● The problem
Carry on the reminiscence about Tasha Tudor from the point where the passage stops, picking up after the arrival at her Vermont farm.

● Passage shown
In my garden, a lettuce poppy opened the week Tasha Tudor passed away. The buds unfolded into a fluffy mop, the same color as the Pink Luster china from which Tasha sipped tea. She had given me the poppy seeds from her garden several years ago and recommended "shaking them about like pepper." Such a comment was characteristic of Tasha, an artist who sculpted her own world.

I discovered her illustrations as a young reader. At our Carnegie library, I dragged over a tiny chair, stepped up, and pulled one picture book after another off the top shelves, slowly working my way through the stacks. I searched for those simple, delicate watercolors of barefoot girls in long dresses toasting apples by a fire or riding home on a loaded hay wagon. And at Christmas, I sifted through the cards that arrived, hoping to find one with a Tasha Tudor drawing depicting children from a bygone era arranging a crèche, or mice and rabbits gazing at a decorated pine tree.

As my reading skills improved, I was thrilled to find that she had also illustrated chapter books. Repeatedly, I checked out "A Little Princess" and "The Secret Garden." I longed to step into those watercolors and share tea with Sara, or help Mary and Dickon transplant roses. When a best friend received a signed copy of "A Little Princess," I realized that illustrators were real people who gave book tours and talked to audiences.

I vowed that one day I would meet the woman whose paintings not only told stories but also drew the readers into scenes of simple pleasures such as decorating valentines or spying a flotilla of candles escorting a birthday cake down a river. And who was this person whose imagination created that romantic world?

Finally, years later on a dreary November afternoon, I met Tasha at a book signing, and because I had helped prepare for the event, I was invited to a special tea for the volunteers. Tasha and I chatted, comparing details about our farms and our love of spinning, gardening, and reading. Impetuously, she took my hands.

"You must come visit me in Vermont," she said. "We must become friends."

"Thank you," I said, feeling as if I were Cinderella, holding hands with a fairy godmother. All winter, I dreamed of the upcoming visit.

Six months later, one early June afternoon, my husband, John, and I rumbled up Tasha's half-mile driveway, passing birch and hemlock trees. We turned a curve and spied a meadow filled with daisies and lupines that flanked a barn attached to a cottage. Several corgis and an Irish wolfhound greeted us. Goats bawled in the barn. We stepped into Tasha's peaceable kingdom and at last could witness the artist in the midst of her creation.

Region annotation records
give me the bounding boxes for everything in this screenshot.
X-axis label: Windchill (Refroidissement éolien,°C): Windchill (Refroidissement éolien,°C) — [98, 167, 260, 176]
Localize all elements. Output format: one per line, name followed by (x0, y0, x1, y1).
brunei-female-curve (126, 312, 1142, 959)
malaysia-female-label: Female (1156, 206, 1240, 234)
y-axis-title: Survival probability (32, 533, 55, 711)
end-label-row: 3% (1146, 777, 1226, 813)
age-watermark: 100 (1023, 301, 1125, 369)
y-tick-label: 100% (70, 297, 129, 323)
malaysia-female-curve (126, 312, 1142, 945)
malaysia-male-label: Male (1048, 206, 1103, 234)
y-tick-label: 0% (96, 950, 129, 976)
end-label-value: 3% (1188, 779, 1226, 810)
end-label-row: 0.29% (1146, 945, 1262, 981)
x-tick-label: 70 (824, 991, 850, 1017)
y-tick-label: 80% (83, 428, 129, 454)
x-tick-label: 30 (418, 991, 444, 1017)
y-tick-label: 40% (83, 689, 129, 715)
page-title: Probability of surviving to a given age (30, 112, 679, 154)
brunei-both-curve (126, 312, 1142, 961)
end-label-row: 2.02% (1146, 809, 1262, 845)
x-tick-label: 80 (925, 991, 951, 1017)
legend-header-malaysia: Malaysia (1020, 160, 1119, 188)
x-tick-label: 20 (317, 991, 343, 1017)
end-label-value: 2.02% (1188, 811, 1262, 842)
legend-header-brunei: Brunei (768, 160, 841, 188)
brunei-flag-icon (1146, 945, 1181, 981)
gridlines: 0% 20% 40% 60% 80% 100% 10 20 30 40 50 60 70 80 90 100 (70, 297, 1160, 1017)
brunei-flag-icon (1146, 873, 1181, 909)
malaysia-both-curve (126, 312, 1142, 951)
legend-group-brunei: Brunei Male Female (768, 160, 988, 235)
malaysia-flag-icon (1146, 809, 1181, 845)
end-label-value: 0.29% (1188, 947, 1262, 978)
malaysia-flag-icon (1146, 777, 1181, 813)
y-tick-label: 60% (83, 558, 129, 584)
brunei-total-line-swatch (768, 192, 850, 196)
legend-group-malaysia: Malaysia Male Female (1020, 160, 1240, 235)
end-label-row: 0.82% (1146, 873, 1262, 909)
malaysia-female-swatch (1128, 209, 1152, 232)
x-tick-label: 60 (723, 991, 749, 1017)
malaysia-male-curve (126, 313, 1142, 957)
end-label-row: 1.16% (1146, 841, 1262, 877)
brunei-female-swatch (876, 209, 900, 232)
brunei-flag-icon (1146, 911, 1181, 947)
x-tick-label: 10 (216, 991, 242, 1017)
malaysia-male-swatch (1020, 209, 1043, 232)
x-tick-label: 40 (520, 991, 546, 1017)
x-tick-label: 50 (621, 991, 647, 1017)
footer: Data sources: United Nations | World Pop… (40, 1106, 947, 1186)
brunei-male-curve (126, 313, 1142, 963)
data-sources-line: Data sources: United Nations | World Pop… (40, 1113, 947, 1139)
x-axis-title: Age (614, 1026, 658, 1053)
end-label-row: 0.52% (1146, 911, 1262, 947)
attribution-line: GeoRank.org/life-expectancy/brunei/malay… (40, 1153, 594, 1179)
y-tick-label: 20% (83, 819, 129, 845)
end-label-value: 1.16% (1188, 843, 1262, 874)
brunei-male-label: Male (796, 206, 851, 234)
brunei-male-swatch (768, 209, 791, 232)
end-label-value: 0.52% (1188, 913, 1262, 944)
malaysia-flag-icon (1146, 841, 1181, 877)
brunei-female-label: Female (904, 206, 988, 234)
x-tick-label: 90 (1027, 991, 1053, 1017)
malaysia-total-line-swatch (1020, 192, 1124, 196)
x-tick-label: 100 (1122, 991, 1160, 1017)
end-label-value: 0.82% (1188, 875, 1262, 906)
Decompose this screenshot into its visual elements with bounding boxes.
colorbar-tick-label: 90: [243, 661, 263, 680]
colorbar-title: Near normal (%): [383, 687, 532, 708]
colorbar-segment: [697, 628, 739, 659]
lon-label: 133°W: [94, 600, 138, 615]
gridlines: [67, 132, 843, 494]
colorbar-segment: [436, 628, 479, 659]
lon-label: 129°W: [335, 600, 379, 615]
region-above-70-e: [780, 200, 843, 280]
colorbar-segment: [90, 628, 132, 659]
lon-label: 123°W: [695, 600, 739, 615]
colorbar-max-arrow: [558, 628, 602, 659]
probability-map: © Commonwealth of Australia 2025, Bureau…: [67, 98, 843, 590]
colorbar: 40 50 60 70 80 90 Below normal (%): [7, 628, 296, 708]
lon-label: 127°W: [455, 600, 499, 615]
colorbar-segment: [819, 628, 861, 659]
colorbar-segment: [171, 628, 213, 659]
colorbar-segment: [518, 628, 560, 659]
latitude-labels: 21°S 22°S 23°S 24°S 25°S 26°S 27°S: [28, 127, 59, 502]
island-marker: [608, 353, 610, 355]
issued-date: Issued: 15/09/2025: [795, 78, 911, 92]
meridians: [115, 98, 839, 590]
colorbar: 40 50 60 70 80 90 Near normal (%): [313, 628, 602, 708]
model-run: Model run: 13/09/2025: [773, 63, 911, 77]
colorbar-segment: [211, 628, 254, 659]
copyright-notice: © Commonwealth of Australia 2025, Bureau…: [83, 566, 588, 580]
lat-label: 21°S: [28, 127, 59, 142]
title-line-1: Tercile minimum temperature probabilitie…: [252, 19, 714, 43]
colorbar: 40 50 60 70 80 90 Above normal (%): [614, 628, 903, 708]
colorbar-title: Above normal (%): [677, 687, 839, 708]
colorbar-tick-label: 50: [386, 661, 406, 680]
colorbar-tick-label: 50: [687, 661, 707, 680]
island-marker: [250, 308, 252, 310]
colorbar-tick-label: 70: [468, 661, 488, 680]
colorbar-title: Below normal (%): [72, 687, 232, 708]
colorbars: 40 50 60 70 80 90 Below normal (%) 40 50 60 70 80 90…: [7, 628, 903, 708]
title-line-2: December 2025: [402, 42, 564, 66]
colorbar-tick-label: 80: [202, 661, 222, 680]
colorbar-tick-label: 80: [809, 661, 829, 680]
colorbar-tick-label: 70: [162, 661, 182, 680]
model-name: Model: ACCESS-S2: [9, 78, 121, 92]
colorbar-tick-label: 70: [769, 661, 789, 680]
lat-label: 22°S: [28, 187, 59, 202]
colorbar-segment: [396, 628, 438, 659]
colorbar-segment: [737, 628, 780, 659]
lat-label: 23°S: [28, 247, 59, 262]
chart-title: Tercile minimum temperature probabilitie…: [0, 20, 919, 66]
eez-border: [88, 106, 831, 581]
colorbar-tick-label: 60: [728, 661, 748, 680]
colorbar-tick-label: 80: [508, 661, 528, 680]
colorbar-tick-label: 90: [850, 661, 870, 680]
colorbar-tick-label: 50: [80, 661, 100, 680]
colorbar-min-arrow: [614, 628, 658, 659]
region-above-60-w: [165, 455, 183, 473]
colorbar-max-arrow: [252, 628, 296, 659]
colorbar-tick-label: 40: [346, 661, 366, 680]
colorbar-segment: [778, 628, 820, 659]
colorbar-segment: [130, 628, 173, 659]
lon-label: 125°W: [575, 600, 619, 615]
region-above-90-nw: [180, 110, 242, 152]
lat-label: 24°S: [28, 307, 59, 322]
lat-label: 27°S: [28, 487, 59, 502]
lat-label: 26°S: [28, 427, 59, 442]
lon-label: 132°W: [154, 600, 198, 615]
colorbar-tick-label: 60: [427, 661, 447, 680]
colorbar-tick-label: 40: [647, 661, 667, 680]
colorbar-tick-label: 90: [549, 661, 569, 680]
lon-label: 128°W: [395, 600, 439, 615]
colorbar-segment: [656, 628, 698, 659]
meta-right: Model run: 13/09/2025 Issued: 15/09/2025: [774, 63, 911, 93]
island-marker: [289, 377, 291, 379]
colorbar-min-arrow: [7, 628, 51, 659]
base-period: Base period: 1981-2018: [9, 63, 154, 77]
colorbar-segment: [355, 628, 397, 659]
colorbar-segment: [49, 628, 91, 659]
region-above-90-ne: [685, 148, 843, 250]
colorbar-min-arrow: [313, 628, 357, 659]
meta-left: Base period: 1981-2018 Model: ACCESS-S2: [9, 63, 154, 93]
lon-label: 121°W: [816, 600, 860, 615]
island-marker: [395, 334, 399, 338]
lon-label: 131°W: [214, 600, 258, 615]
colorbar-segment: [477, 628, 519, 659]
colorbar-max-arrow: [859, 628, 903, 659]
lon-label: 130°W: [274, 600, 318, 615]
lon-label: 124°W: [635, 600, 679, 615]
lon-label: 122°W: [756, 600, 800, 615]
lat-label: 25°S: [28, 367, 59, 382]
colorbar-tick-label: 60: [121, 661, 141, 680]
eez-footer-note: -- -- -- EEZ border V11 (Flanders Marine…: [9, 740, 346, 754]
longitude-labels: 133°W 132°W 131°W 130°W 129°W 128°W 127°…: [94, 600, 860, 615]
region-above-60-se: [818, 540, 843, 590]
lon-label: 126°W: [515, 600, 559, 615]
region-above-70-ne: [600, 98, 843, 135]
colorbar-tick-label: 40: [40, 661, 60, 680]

● Task answer
After we carried our suitcases up a narrow stairway, skirted a table piled with Tasha's sketchbooks, and deposited our belongings on a canopy bed, we asked how we could help. Tasha sent us out to plant potatoes.

"I'm late getting these in," she said and handed us a woven basket with slices of seed potatoes. "Beyond the peonies and iris, you'll see the vegetable patch. Plant these there."

We dug and planted while gazing at the profusion of flower beds where yellow iris shimmered above blue forget-me-nots, and bleeding hearts cascaded over brick paths. Just like her illustrations, Tasha's gardens displayed contrasting textures and colors. Yet in addition to the vast gardens, the barn and outbuildings showed that the heart of a farmer mingled with the artist's antique tea sets and numerous bird cages scattered about Corgi Cottage. I marveled at the determination and labor that Tasha dedicated to creating and maintaining her cosmos.

On our repeated stays at Tasha's home and during hearthside discussions with us, Tasha continued to share her unique combination of graciousness and grit and revealed that her most remarkable creation was her life. Her illustrations grew from what she experienced, both the celebrations and also the manual tasks of splitting wood or building a chicken coop. Tasha had toiled to create that beautiful, pastoral world.

From her wisdom, I gleaned the courage to shape my life, and Tasha's encouragement prompted me to write for children. At the end of one visit, she sent me home with the packet of poppy seeds whose offspring still flourish in my garden, and from which I have gathered numerous envelopes of seeds for friends.

Now, no longer will I be able to stand in Tasha's kitchen listening to her parrots or admiring the camellias floating in an antique bowl. But I'll continue to give her books as presents and will share seeds from her poppies, hoping to pass on her inspiration to others who long to create a world of their own.